## EXERCISE OBJECTIVE
Reproduce every entry below precisely; do not include the pictures.

··········

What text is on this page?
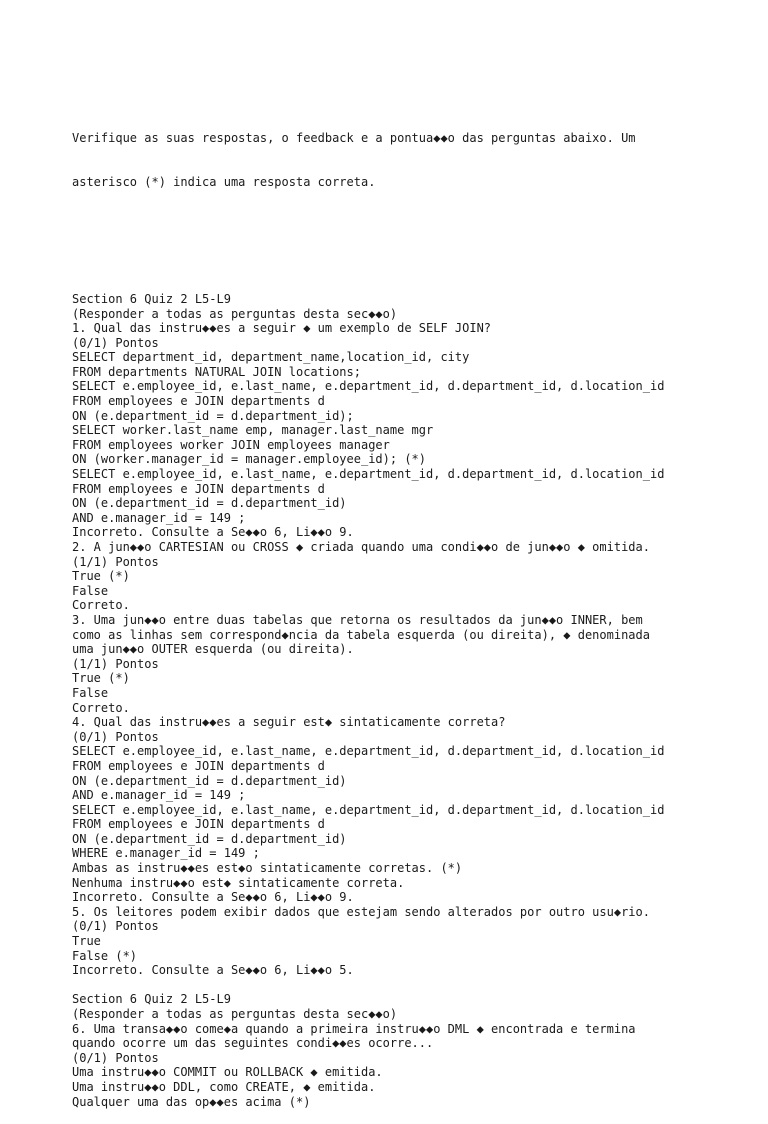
Verifique as suas respostas, o feedback e a pontua◆◆o das perguntas abaixo. Um

asterisco (*) indica uma resposta correta.

Section 6 Quiz 2 L5-L9
(Responder a todas as perguntas desta sec◆◆o)
1. Qual das instru◆◆es a seguir ◆ um exemplo de SELF JOIN?
(0/1) Pontos
SELECT department_id, department_name,location_id, city
FROM departments NATURAL JOIN locations;
SELECT e.employee_id, e.last_name, e.department_id, d.department_id, d.location_id
FROM employees e JOIN departments d
ON (e.department_id = d.department_id);
SELECT worker.last_name emp, manager.last_name mgr
FROM employees worker JOIN employees manager
ON (worker.manager_id = manager.employee_id); (*)
SELECT e.employee_id, e.last_name, e.department_id, d.department_id, d.location_id
FROM employees e JOIN departments d
ON (e.department_id = d.department_id)
AND e.manager_id = 149 ;
Incorreto. Consulte a Se◆◆o 6, Li◆◆o 9.
2. A jun◆◆o CARTESIAN ou CROSS ◆ criada quando uma condi◆◆o de jun◆◆o ◆ omitida.
(1/1) Pontos
True (*)
False
Correto.
3. Uma jun◆◆o entre duas tabelas que retorna os resultados da jun◆◆o INNER, bem
como as linhas sem correspond◆ncia da tabela esquerda (ou direita), ◆ denominada
uma jun◆◆o OUTER esquerda (ou direita).
(1/1) Pontos
True (*)
False
Correto.
4. Qual das instru◆◆es a seguir est◆ sintaticamente correta?
(0/1) Pontos
SELECT e.employee_id, e.last_name, e.department_id, d.department_id, d.location_id
FROM employees e JOIN departments d
ON (e.department_id = d.department_id)
AND e.manager_id = 149 ;
SELECT e.employee_id, e.last_name, e.department_id, d.department_id, d.location_id
FROM employees e JOIN departments d
ON (e.department_id = d.department_id)
WHERE e.manager_id = 149 ;
Ambas as instru◆◆es est◆o sintaticamente corretas. (*)
Nenhuma instru◆◆o est◆ sintaticamente correta.
Incorreto. Consulte a Se◆◆o 6, Li◆◆o 9.
5. Os leitores podem exibir dados que estejam sendo alterados por outro usu◆rio.
(0/1) Pontos
True
False (*)
Incorreto. Consulte a Se◆◆o 6, Li◆◆o 5.
Section 6 Quiz 2 L5-L9
(Responder a todas as perguntas desta sec◆◆o)
6. Uma transa◆◆o come◆a quando a primeira instru◆◆o DML ◆ encontrada e termina
quando ocorre um das seguintes condi◆◆es ocorre...
(0/1) Pontos
Uma instru◆◆o COMMIT ou ROLLBACK ◆ emitida.
Uma instru◆◆o DDL, como CREATE, ◆ emitida.
Qualquer uma das op◆◆es acima (*)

··········

## COMPLETE ANSWER
What text is on this page?
Verifique as suas respostas, o feedback e a pontua◆◆o das perguntas abaixo. Um

asterisco (*) indica uma resposta correta.

Section 6 Quiz 2 L5-L9
(Responder a todas as perguntas desta sec◆◆o)
1. Qual das instru◆◆es a seguir ◆ um exemplo de SELF JOIN?
(0/1) Pontos
SELECT department_id, department_name,location_id, city
FROM departments NATURAL JOIN locations;
SELECT e.employee_id, e.last_name, e.department_id, d.department_id, d.location_id
FROM employees e JOIN departments d
ON (e.department_id = d.department_id);
SELECT worker.last_name emp, manager.last_name mgr
FROM employees worker JOIN employees manager
ON (worker.manager_id = manager.employee_id); (*)
SELECT e.employee_id, e.last_name, e.department_id, d.department_id, d.location_id
FROM employees e JOIN departments d
ON (e.department_id = d.department_id)
AND e.manager_id = 149 ;
Incorreto. Consulte a Se◆◆o 6, Li◆◆o 9.
2. A jun◆◆o CARTESIAN ou CROSS ◆ criada quando uma condi◆◆o de jun◆◆o ◆ omitida.
(1/1) Pontos
True (*)
False
Correto.
3. Uma jun◆◆o entre duas tabelas que retorna os resultados da jun◆◆o INNER, bem
como as linhas sem correspond◆ncia da tabela esquerda (ou direita), ◆ denominada
uma jun◆◆o OUTER esquerda (ou direita).
(1/1) Pontos
True (*)
False
Correto.
4. Qual das instru◆◆es a seguir est◆ sintaticamente correta?
(0/1) Pontos
SELECT e.employee_id, e.last_name, e.department_id, d.department_id, d.location_id
FROM employees e JOIN departments d
ON (e.department_id = d.department_id)
AND e.manager_id = 149 ;
SELECT e.employee_id, e.last_name, e.department_id, d.department_id, d.location_id
FROM employees e JOIN departments d
ON (e.department_id = d.department_id)
WHERE e.manager_id = 149 ;
Ambas as instru◆◆es est◆o sintaticamente corretas. (*)
Nenhuma instru◆◆o est◆ sintaticamente correta.
Incorreto. Consulte a Se◆◆o 6, Li◆◆o 9.
5. Os leitores podem exibir dados que estejam sendo alterados por outro usu◆rio.
(0/1) Pontos
True
False (*)
Incorreto. Consulte a Se◆◆o 6, Li◆◆o 5.
Section 6 Quiz 2 L5-L9
(Responder a todas as perguntas desta sec◆◆o)
6. Uma transa◆◆o come◆a quando a primeira instru◆◆o DML ◆ encontrada e termina
quando ocorre um das seguintes condi◆◆es ocorre...
(0/1) Pontos
Uma instru◆◆o COMMIT ou ROLLBACK ◆ emitida.
Uma instru◆◆o DDL, como CREATE, ◆ emitida.
Qualquer uma das op◆◆es acima (*)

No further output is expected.